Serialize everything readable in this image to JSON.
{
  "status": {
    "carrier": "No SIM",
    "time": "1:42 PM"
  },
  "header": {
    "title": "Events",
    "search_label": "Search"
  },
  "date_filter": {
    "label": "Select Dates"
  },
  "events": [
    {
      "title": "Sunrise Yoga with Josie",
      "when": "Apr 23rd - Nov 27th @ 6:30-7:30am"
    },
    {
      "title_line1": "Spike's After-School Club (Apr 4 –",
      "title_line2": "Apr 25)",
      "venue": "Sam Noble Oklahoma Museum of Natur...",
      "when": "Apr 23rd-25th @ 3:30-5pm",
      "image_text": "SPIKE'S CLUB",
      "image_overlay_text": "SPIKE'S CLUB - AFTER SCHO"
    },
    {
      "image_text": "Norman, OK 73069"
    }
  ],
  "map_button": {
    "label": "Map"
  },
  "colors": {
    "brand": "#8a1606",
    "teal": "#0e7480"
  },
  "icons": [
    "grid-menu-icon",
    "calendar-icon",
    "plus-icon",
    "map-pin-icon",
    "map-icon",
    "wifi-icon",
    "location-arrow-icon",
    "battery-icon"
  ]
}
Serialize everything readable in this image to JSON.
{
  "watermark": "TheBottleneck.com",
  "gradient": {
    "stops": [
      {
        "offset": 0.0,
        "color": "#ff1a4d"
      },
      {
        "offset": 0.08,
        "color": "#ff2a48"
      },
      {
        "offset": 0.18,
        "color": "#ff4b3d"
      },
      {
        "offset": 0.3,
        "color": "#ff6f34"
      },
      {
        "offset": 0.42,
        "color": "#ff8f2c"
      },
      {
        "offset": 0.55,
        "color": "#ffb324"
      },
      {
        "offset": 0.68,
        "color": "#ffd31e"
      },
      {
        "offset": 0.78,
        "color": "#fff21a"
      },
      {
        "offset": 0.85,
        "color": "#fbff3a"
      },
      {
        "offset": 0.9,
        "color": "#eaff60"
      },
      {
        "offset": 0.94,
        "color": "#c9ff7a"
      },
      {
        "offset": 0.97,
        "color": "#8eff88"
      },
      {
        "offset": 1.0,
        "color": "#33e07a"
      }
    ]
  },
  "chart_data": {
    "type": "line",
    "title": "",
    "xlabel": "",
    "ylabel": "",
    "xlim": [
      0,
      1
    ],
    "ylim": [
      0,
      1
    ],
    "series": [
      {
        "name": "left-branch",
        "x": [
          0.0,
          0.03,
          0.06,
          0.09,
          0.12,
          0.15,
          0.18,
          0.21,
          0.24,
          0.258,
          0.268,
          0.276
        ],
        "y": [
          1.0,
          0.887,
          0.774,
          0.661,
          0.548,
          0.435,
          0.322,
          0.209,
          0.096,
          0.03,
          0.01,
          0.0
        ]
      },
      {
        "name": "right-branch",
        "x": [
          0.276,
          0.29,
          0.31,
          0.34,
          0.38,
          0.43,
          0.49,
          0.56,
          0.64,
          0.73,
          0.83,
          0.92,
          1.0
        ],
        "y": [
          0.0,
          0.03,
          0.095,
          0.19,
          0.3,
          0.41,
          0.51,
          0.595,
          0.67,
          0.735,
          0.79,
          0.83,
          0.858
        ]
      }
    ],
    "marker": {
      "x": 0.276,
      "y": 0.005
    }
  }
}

• • • •

JOB: Print the material above once more, exactly.

TASK RESPONSE:
Serialize everything readable in this image to JSON.
{
  "status": {
    "carrier": "No SIM",
    "time": "1:42 PM"
  },
  "header": {
    "title": "Events",
    "search_label": "Search"
  },
  "date_filter": {
    "label": "Select Dates"
  },
  "events": [
    {
      "title": "Sunrise Yoga with Josie",
      "when": "Apr 23rd - Nov 27th @ 6:30-7:30am"
    },
    {
      "title_line1": "Spike's After-School Club (Apr 4 –",
      "title_line2": "Apr 25)",
      "venue": "Sam Noble Oklahoma Museum of Natur...",
      "when": "Apr 23rd-25th @ 3:30-5pm",
      "image_text": "SPIKE'S CLUB",
      "image_overlay_text": "SPIKE'S CLUB - AFTER SCHO"
    },
    {
      "image_text": "Norman, OK 73069"
    }
  ],
  "map_button": {
    "label": "Map"
  },
  "colors": {
    "brand": "#8a1606",
    "teal": "#0e7480"
  },
  "icons": [
    "grid-menu-icon",
    "calendar-icon",
    "plus-icon",
    "map-pin-icon",
    "map-icon",
    "wifi-icon",
    "location-arrow-icon",
    "battery-icon"
  ]
}
Serialize everything readable in this image to JSON.
{
  "watermark": "TheBottleneck.com",
  "gradient": {
    "stops": [
      {
        "offset": 0.0,
        "color": "#ff1a4d"
      },
      {
        "offset": 0.08,
        "color": "#ff2a48"
      },
      {
        "offset": 0.18,
        "color": "#ff4b3d"
      },
      {
        "offset": 0.3,
        "color": "#ff6f34"
      },
      {
        "offset": 0.42,
        "color": "#ff8f2c"
      },
      {
        "offset": 0.55,
        "color": "#ffb324"
      },
      {
        "offset": 0.68,
        "color": "#ffd31e"
      },
      {
        "offset": 0.78,
        "color": "#fff21a"
      },
      {
        "offset": 0.85,
        "color": "#fbff3a"
      },
      {
        "offset": 0.9,
        "color": "#eaff60"
      },
      {
        "offset": 0.94,
        "color": "#c9ff7a"
      },
      {
        "offset": 0.97,
        "color": "#8eff88"
      },
      {
        "offset": 1.0,
        "color": "#33e07a"
      }
    ]
  },
  "chart_data": {
    "type": "line",
    "title": "",
    "xlabel": "",
    "ylabel": "",
    "xlim": [
      0,
      1
    ],
    "ylim": [
      0,
      1
    ],
    "series": [
      {
        "name": "left-branch",
        "x": [
          0.0,
          0.03,
          0.06,
          0.09,
          0.12,
          0.15,
          0.18,
          0.21,
          0.24,
          0.258,
          0.268,
          0.276
        ],
        "y": [
          1.0,
          0.887,
          0.774,
          0.661,
          0.548,
          0.435,
          0.322,
          0.209,
          0.096,
          0.03,
          0.01,
          0.0
        ]
      },
      {
        "name": "right-branch",
        "x": [
          0.276,
          0.29,
          0.31,
          0.34,
          0.38,
          0.43,
          0.49,
          0.56,
          0.64,
          0.73,
          0.83,
          0.92,
          1.0
        ],
        "y": [
          0.0,
          0.03,
          0.095,
          0.19,
          0.3,
          0.41,
          0.51,
          0.595,
          0.67,
          0.735,
          0.79,
          0.83,
          0.858
        ]
      }
    ],
    "marker": {
      "x": 0.276,
      "y": 0.005
    }
  }
}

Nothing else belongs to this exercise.